TASK INSTRUCTIONS
Provide the number of lines where the word "Historical" occurs, and no other text.

^^^^^^^^

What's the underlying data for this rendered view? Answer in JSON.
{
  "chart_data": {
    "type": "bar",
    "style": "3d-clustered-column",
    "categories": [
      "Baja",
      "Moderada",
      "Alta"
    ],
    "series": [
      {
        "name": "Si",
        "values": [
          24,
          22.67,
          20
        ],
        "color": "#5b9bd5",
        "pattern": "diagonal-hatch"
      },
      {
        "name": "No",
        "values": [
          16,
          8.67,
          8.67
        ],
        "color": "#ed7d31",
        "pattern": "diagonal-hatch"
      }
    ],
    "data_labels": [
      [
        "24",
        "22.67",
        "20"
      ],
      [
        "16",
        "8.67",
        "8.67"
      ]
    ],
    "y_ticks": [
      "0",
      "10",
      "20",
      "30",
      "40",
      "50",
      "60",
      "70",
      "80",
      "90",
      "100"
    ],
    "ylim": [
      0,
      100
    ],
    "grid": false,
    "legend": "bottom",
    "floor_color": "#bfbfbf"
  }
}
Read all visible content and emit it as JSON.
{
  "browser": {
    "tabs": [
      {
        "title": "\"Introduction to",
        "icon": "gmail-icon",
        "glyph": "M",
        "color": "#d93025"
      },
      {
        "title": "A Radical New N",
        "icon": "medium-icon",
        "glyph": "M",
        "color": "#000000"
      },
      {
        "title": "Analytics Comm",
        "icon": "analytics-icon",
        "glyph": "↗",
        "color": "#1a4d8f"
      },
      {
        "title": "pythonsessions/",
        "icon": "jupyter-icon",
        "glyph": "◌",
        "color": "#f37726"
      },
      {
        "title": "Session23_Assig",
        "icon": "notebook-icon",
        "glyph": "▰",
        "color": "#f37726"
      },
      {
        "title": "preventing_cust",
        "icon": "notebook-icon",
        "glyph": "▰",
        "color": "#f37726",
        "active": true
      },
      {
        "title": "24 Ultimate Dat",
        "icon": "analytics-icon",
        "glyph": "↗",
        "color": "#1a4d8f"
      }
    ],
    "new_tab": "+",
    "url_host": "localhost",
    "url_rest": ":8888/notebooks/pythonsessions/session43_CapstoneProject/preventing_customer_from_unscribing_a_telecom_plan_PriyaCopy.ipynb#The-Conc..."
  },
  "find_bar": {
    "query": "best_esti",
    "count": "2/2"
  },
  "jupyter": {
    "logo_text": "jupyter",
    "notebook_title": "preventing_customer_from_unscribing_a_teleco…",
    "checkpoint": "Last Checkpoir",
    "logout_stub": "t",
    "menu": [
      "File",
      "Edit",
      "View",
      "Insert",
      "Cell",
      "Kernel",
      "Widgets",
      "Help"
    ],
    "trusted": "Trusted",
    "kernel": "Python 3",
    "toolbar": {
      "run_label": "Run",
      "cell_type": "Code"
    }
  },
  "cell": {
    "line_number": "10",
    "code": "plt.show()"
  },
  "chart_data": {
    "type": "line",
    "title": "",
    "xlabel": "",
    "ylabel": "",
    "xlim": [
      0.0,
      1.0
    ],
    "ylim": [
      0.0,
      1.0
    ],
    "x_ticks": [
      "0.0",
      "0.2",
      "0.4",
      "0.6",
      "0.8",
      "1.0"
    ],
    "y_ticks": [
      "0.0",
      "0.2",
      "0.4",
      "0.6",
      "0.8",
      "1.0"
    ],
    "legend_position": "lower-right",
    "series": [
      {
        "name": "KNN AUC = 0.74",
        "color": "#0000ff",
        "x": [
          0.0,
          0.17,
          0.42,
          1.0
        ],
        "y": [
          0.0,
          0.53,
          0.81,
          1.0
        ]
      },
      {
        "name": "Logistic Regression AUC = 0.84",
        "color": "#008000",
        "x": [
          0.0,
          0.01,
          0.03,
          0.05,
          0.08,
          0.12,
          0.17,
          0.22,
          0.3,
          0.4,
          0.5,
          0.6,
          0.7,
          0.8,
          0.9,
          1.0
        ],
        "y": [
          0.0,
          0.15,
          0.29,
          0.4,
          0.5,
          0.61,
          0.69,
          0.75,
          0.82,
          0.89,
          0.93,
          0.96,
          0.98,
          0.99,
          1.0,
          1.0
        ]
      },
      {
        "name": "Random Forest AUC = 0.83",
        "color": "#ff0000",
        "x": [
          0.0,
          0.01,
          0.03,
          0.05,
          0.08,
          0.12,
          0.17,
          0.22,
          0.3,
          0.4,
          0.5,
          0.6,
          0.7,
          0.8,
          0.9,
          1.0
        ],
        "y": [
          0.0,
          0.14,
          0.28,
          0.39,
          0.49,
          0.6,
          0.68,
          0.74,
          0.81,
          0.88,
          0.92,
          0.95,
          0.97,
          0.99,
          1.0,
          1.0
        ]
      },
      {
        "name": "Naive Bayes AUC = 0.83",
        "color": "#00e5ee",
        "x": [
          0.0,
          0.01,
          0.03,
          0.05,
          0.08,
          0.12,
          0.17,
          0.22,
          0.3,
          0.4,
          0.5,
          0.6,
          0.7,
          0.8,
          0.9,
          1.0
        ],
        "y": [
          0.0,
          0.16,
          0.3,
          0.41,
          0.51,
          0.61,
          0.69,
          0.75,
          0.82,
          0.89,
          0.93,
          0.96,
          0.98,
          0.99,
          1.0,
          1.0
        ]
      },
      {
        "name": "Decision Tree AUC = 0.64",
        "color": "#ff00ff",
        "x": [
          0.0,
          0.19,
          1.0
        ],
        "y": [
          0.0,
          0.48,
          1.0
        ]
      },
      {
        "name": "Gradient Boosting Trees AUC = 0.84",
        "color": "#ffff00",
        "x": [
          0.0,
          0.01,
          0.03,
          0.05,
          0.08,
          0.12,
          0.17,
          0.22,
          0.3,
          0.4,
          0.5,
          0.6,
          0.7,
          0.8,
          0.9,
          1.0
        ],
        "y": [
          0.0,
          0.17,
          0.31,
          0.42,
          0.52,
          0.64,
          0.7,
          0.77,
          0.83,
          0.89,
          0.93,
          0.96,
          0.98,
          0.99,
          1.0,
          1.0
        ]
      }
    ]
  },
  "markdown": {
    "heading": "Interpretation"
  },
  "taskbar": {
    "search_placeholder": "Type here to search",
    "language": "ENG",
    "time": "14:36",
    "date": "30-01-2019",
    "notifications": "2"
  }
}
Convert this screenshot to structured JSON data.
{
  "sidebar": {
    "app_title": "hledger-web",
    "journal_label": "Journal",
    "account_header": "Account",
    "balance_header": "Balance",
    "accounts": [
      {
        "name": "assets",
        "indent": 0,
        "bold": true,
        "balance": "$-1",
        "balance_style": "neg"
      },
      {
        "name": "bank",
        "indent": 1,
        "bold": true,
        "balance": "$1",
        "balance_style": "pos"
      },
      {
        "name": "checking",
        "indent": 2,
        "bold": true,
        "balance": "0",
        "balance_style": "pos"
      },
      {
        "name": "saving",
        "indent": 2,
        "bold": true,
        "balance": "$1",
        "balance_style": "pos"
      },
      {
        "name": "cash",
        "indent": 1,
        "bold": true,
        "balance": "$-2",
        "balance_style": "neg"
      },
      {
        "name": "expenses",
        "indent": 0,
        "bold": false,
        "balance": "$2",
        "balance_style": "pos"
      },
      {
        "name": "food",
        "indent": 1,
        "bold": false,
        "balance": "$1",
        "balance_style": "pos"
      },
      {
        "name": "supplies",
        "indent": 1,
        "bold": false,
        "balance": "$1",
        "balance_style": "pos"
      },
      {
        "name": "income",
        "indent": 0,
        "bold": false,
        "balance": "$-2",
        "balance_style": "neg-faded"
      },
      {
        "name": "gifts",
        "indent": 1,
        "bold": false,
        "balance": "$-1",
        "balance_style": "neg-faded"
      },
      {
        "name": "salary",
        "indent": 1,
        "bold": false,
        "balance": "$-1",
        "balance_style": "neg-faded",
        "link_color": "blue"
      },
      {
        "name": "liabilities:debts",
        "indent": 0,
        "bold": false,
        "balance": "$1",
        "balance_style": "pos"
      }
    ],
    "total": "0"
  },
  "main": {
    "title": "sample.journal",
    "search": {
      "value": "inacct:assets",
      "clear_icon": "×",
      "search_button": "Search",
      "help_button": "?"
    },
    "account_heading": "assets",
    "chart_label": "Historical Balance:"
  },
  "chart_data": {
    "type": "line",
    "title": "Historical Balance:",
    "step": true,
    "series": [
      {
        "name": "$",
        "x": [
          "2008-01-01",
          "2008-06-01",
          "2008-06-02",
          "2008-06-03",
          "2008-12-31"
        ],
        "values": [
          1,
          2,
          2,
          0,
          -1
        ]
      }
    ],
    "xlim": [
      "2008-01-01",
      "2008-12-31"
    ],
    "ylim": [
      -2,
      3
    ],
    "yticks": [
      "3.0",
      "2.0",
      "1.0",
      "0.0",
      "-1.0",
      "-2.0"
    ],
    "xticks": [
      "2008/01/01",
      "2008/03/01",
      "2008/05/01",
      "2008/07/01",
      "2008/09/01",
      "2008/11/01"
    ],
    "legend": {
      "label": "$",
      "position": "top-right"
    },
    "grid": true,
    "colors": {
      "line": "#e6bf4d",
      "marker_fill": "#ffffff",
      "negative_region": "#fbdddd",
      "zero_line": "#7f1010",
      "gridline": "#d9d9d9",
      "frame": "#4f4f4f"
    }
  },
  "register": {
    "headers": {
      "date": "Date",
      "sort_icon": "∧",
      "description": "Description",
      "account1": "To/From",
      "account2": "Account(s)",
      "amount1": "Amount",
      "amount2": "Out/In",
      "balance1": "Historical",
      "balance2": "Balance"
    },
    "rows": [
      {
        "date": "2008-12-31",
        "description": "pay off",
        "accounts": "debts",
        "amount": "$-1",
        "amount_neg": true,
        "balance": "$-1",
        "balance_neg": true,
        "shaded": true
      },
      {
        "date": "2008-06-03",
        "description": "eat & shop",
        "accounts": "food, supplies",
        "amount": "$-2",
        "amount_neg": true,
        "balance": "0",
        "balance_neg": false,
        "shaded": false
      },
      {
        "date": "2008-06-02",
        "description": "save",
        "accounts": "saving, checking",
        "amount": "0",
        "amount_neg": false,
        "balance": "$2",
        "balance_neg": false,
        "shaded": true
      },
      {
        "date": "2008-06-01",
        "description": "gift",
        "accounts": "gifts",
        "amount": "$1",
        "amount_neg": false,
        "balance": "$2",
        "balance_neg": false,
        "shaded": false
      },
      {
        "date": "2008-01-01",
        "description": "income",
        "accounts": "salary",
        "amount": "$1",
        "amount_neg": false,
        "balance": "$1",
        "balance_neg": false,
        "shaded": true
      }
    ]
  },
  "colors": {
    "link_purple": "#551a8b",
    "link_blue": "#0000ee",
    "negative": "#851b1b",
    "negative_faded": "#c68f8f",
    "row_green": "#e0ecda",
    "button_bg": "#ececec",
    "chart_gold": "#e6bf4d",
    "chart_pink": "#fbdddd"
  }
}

^^^^^^^^

FINAL RESULT
3